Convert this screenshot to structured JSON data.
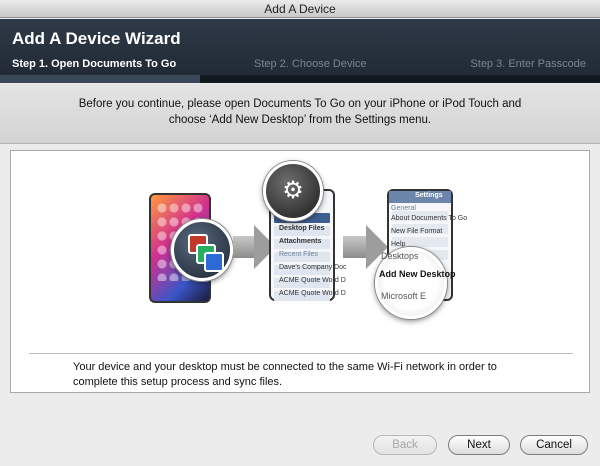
{
  "window": {
    "title": "Add A Device"
  },
  "wizard": {
    "title": "Add A Device Wizard",
    "steps": [
      {
        "label": "Step 1. Open Documents To Go",
        "active": true
      },
      {
        "label": "Step 2. Choose Device",
        "active": false
      },
      {
        "label": "Step 3. Enter Passcode",
        "active": false
      }
    ]
  },
  "instructions": {
    "text": "Before you continue, please open Documents To Go on your iPhone or iPod Touch and choose ‘Add New Desktop’ from the Settings menu."
  },
  "illustration": {
    "docs_screen": {
      "items": [
        "Desktop Files",
        "Attachments",
        "Recent Files",
        "Dave's Company Doc",
        "ACME Quote Word D",
        "ACME Quote Word D"
      ]
    },
    "settings_screen": {
      "header": "Settings",
      "items": [
        "General",
        "About Documents To Go",
        "New File Format",
        "Help"
      ]
    },
    "magnifier": {
      "top": "Desktops",
      "main": "Add New Desktop",
      "bottom": "Microsoft E"
    }
  },
  "footnote": {
    "text": "Your device and your desktop must be connected to the same Wi-Fi network in order to complete this setup process and sync files."
  },
  "buttons": {
    "back": "Back",
    "next": "Next",
    "cancel": "Cancel"
  },
  "colors": {
    "header_bg": "#2a3440",
    "active_step": "#ffffff",
    "inactive_step": "#7a8593"
  }
}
+--
* Required task *
Repeat the material verbatim. Do not carry over any picture.

* Solution below *
Convert this screenshot to structured JSON data.
{
  "window": {
    "title": "Add A Device"
  },
  "wizard": {
    "title": "Add A Device Wizard",
    "steps": [
      {
        "label": "Step 1. Open Documents To Go",
        "active": true
      },
      {
        "label": "Step 2. Choose Device",
        "active": false
      },
      {
        "label": "Step 3. Enter Passcode",
        "active": false
      }
    ]
  },
  "instructions": {
    "text": "Before you continue, please open Documents To Go on your iPhone or iPod Touch and choose ‘Add New Desktop’ from the Settings menu."
  },
  "illustration": {
    "docs_screen": {
      "items": [
        "Desktop Files",
        "Attachments",
        "Recent Files",
        "Dave's Company Doc",
        "ACME Quote Word D",
        "ACME Quote Word D"
      ]
    },
    "settings_screen": {
      "header": "Settings",
      "items": [
        "General",
        "About Documents To Go",
        "New File Format",
        "Help"
      ]
    },
    "magnifier": {
      "top": "Desktops",
      "main": "Add New Desktop",
      "bottom": "Microsoft E"
    }
  },
  "footnote": {
    "text": "Your device and your desktop must be connected to the same Wi-Fi network in order to complete this setup process and sync files."
  },
  "buttons": {
    "back": "Back",
    "next": "Next",
    "cancel": "Cancel"
  },
  "colors": {
    "header_bg": "#2a3440",
    "active_step": "#ffffff",
    "inactive_step": "#7a8593"
  }
}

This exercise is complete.